• [Exercise inputs]:
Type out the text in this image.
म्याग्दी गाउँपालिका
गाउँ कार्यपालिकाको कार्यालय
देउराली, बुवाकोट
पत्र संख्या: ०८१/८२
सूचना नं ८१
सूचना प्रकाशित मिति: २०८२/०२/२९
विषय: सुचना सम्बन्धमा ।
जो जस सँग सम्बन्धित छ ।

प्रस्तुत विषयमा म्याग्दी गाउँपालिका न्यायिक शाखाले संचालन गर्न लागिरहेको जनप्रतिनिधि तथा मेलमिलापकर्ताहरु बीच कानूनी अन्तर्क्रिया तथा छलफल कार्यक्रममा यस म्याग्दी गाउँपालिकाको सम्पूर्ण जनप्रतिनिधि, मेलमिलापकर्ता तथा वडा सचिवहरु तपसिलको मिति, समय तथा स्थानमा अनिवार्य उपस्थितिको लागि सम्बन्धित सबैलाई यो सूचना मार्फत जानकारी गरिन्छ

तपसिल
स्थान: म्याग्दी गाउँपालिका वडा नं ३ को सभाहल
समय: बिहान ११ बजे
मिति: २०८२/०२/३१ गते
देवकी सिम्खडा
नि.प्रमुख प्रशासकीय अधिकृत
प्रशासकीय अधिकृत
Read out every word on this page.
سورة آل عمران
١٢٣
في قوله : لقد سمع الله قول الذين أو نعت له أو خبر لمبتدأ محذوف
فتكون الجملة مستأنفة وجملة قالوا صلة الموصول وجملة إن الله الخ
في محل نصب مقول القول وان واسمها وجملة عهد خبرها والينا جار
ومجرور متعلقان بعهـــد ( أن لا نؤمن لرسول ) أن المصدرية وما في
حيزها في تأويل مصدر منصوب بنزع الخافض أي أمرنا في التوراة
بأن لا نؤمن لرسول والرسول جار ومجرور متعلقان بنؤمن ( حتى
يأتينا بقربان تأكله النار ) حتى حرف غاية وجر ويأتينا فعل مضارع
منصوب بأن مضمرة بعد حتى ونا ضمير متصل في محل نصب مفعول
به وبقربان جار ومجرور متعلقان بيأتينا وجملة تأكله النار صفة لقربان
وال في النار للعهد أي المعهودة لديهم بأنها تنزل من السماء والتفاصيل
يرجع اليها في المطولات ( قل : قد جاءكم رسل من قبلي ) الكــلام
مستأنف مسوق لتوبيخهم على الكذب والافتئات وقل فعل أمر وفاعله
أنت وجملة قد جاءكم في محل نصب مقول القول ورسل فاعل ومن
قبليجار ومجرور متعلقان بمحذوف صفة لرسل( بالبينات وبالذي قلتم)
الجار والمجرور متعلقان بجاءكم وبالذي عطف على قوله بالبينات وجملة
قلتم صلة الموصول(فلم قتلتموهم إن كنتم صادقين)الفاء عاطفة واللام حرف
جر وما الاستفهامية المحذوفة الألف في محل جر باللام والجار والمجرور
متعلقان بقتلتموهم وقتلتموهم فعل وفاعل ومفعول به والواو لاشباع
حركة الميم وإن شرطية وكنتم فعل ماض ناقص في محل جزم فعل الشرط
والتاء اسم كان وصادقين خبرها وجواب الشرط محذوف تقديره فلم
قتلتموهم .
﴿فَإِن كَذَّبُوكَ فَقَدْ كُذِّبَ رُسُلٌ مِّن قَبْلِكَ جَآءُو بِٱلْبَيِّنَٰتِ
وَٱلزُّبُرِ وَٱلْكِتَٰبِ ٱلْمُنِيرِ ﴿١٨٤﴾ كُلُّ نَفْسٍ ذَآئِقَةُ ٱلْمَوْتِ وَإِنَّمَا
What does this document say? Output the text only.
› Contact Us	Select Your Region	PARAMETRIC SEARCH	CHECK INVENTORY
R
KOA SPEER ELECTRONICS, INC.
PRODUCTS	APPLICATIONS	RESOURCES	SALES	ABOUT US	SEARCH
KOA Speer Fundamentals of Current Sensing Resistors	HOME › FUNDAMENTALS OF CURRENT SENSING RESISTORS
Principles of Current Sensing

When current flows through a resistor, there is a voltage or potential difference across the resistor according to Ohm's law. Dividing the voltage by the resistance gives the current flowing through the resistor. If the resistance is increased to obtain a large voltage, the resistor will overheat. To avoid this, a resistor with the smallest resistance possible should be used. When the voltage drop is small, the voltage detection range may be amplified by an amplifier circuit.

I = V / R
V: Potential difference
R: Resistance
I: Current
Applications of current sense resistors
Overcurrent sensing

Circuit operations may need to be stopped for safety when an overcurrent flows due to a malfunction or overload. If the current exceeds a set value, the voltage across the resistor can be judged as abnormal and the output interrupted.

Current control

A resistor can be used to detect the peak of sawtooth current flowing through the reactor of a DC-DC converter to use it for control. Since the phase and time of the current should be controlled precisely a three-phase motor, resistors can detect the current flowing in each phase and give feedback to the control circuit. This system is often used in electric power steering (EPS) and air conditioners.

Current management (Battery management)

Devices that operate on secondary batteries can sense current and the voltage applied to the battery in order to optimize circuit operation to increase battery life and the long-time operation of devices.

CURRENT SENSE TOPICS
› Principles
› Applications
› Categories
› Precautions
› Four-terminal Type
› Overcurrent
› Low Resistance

• [Stated problem]: Extract every line above that contains the word "القول".

• [Solution to this problem]:
في محل نصب مقول القول وان واسمها وجملة عهد خبرها والينا جار
أنت وجملة قد جاءكم في محل نصب مقول القول ورسل فاعل ومن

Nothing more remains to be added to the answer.